#### Input records ####

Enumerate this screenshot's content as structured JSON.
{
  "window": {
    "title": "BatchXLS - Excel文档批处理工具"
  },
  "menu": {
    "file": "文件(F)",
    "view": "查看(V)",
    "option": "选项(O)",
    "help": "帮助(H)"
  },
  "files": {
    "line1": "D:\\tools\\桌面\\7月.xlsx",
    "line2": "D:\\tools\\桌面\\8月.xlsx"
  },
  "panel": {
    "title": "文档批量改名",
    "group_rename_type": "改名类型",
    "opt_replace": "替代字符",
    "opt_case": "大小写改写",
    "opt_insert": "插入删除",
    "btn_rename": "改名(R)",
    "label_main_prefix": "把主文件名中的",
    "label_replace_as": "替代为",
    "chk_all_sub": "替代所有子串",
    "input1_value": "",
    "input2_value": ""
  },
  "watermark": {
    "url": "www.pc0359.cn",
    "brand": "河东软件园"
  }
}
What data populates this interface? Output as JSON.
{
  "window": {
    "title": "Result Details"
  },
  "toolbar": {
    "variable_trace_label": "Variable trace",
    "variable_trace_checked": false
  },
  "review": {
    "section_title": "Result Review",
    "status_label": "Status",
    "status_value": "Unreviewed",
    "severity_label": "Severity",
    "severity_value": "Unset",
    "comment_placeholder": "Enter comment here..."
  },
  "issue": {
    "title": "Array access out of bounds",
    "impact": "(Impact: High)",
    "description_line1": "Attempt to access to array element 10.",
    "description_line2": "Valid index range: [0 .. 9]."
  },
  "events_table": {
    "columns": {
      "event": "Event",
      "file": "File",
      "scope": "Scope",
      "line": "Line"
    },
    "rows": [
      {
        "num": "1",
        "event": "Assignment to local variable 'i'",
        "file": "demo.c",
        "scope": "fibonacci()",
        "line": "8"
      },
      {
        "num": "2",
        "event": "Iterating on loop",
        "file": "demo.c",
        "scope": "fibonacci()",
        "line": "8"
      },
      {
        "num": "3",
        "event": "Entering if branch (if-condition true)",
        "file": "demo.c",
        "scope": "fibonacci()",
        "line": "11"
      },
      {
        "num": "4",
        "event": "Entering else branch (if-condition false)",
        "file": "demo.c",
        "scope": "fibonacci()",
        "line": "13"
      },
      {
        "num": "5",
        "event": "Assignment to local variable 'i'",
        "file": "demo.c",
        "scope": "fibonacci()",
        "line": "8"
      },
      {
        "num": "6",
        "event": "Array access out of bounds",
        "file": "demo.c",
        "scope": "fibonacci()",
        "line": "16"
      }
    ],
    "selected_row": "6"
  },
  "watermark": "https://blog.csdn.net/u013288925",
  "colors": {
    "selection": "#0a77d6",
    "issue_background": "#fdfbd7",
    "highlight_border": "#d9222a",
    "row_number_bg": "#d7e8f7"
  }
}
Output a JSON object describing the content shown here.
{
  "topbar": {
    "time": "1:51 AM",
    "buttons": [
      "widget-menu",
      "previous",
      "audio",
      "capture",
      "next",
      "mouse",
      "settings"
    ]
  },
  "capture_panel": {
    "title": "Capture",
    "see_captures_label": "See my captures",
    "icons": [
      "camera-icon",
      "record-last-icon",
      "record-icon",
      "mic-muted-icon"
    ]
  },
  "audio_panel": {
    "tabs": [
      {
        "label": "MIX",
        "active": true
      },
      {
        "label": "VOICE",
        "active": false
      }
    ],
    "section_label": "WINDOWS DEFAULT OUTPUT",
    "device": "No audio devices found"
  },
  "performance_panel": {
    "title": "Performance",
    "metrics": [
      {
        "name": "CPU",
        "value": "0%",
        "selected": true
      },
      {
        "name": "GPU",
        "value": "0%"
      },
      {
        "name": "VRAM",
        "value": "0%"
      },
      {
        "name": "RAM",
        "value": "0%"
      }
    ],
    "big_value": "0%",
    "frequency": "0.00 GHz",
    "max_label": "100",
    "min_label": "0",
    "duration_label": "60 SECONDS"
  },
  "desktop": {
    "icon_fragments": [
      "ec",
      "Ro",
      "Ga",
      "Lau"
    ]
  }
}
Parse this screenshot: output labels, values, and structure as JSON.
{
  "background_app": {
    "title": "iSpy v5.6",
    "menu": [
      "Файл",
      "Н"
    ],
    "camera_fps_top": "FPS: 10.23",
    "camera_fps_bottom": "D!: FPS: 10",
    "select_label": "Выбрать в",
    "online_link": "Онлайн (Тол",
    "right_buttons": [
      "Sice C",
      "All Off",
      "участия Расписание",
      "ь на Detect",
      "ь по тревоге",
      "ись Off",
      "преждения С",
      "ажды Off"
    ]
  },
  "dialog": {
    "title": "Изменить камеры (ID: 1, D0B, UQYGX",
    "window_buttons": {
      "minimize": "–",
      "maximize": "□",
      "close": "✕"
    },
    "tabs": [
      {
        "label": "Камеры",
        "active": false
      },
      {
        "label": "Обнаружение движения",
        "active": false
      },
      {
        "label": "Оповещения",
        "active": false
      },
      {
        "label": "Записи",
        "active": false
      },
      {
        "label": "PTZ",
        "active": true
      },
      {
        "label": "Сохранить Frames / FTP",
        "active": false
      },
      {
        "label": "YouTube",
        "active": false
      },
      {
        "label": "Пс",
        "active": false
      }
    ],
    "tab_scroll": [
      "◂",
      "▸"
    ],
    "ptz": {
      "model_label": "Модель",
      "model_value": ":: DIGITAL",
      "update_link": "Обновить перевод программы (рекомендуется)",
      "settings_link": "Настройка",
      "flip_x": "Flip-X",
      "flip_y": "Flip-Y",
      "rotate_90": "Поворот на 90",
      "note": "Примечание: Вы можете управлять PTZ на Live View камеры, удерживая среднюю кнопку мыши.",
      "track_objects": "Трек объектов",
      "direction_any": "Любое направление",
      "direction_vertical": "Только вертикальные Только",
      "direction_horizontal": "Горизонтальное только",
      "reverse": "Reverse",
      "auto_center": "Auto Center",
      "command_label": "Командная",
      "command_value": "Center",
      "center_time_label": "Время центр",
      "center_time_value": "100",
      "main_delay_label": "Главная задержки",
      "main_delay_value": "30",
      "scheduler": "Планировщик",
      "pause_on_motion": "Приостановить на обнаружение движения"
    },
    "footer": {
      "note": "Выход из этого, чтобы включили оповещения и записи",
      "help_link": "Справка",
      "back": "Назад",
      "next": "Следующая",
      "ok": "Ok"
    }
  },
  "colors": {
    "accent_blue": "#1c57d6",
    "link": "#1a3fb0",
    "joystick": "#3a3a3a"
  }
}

####

_Goal of the exercise_
Which lines include the word "content"? List them all.

_Exercise output_
Enumerate this screenshot's content as structured JSON.
Output a JSON object describing the content shown here.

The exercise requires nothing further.